-- THE RECORDS start --

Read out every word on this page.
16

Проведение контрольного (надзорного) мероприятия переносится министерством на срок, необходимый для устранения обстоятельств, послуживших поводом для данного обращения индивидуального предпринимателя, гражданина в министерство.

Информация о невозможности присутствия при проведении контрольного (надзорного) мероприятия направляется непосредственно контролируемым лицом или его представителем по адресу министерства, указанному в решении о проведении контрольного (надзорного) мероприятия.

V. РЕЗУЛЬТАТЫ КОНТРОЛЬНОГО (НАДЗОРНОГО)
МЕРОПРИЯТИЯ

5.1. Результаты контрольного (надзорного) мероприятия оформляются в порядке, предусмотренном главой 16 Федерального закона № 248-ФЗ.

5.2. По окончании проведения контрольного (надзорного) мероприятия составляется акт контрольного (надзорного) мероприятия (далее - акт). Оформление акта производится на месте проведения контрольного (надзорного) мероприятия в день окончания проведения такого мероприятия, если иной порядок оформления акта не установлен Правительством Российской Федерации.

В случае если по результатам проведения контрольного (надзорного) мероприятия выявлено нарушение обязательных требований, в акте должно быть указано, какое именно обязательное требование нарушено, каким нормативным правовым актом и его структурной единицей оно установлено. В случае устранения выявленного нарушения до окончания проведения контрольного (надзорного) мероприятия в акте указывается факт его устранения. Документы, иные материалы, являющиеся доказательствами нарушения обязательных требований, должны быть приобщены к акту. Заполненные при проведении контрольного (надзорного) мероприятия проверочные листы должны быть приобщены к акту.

-- THE RECORDS end --

TASK INSTRUCTIONS:
Repeat every entry exactly as written above.

EXERCISE SOLUTION:
Read out every word on this page.
16

Проведение контрольного (надзорного) мероприятия переносится министерством на срок, необходимый для устранения обстоятельств, послуживших поводом для данного обращения индивидуального предпринимателя, гражданина в министерство.

Информация о невозможности присутствия при проведении контрольного (надзорного) мероприятия направляется непосредственно контролируемым лицом или его представителем по адресу министерства, указанному в решении о проведении контрольного (надзорного) мероприятия.

V. РЕЗУЛЬТАТЫ КОНТРОЛЬНОГО (НАДЗОРНОГО)
МЕРОПРИЯТИЯ

5.1. Результаты контрольного (надзорного) мероприятия оформляются в порядке, предусмотренном главой 16 Федерального закона № 248-ФЗ.

5.2. По окончании проведения контрольного (надзорного) мероприятия составляется акт контрольного (надзорного) мероприятия (далее - акт). Оформление акта производится на месте проведения контрольного (надзорного) мероприятия в день окончания проведения такого мероприятия, если иной порядок оформления акта не установлен Правительством Российской Федерации.

В случае если по результатам проведения контрольного (надзорного) мероприятия выявлено нарушение обязательных требований, в акте должно быть указано, какое именно обязательное требование нарушено, каким нормативным правовым актом и его структурной единицей оно установлено. В случае устранения выявленного нарушения до окончания проведения контрольного (надзорного) мероприятия в акте указывается факт его устранения. Документы, иные материалы, являющиеся доказательствами нарушения обязательных требований, должны быть приобщены к акту. Заполненные при проведении контрольного (надзорного) мероприятия проверочные листы должны быть приобщены к акту.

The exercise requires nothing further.